### [TO BE DONE]
Present the data once more in exactly its original form.

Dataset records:
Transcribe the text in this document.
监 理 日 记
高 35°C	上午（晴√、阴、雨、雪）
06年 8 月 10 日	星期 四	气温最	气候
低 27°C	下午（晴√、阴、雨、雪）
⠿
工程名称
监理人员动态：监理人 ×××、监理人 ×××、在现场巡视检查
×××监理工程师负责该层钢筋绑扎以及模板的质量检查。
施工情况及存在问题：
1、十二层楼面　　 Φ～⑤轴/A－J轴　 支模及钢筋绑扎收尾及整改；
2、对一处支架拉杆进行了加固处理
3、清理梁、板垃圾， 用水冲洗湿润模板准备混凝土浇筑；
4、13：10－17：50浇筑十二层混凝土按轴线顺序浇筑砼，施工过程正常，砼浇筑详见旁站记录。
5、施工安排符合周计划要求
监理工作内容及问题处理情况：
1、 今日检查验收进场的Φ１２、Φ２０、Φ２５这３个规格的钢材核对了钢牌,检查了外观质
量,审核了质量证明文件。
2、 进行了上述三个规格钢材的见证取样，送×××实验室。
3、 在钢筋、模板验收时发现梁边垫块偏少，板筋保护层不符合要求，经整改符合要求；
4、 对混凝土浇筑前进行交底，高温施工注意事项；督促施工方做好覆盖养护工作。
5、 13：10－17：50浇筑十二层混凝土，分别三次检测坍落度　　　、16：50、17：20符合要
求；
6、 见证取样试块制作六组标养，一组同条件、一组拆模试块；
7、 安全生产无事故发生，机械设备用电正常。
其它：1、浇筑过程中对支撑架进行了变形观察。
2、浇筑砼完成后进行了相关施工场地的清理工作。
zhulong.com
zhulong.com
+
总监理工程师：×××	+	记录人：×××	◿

### [OUTPUT FOR THIS TASK]
Transcribe the text in this document.
监 理 日 记
高 35°C	上午（晴√、阴、雨、雪）
06年 8 月 10 日	星期 四	气温最	气候
低 27°C	下午（晴√、阴、雨、雪）
⠿
工程名称
监理人员动态：监理人 ×××、监理人 ×××、在现场巡视检查
×××监理工程师负责该层钢筋绑扎以及模板的质量检查。
施工情况及存在问题：
1、十二层楼面　　 Φ～⑤轴/A－J轴　 支模及钢筋绑扎收尾及整改；
2、对一处支架拉杆进行了加固处理
3、清理梁、板垃圾， 用水冲洗湿润模板准备混凝土浇筑；
4、13：10－17：50浇筑十二层混凝土按轴线顺序浇筑砼，施工过程正常，砼浇筑详见旁站记录。
5、施工安排符合周计划要求
监理工作内容及问题处理情况：
1、 今日检查验收进场的Φ１２、Φ２０、Φ２５这３个规格的钢材核对了钢牌,检查了外观质
量,审核了质量证明文件。
2、 进行了上述三个规格钢材的见证取样，送×××实验室。
3、 在钢筋、模板验收时发现梁边垫块偏少，板筋保护层不符合要求，经整改符合要求；
4、 对混凝土浇筑前进行交底，高温施工注意事项；督促施工方做好覆盖养护工作。
5、 13：10－17：50浇筑十二层混凝土，分别三次检测坍落度　　　、16：50、17：20符合要
求；
6、 见证取样试块制作六组标养，一组同条件、一组拆模试块；
7、 安全生产无事故发生，机械设备用电正常。
其它：1、浇筑过程中对支撑架进行了变形观察。
2、浇筑砼完成后进行了相关施工场地的清理工作。
zhulong.com
zhulong.com
+
总监理工程师：×××	+	记录人：×××	◿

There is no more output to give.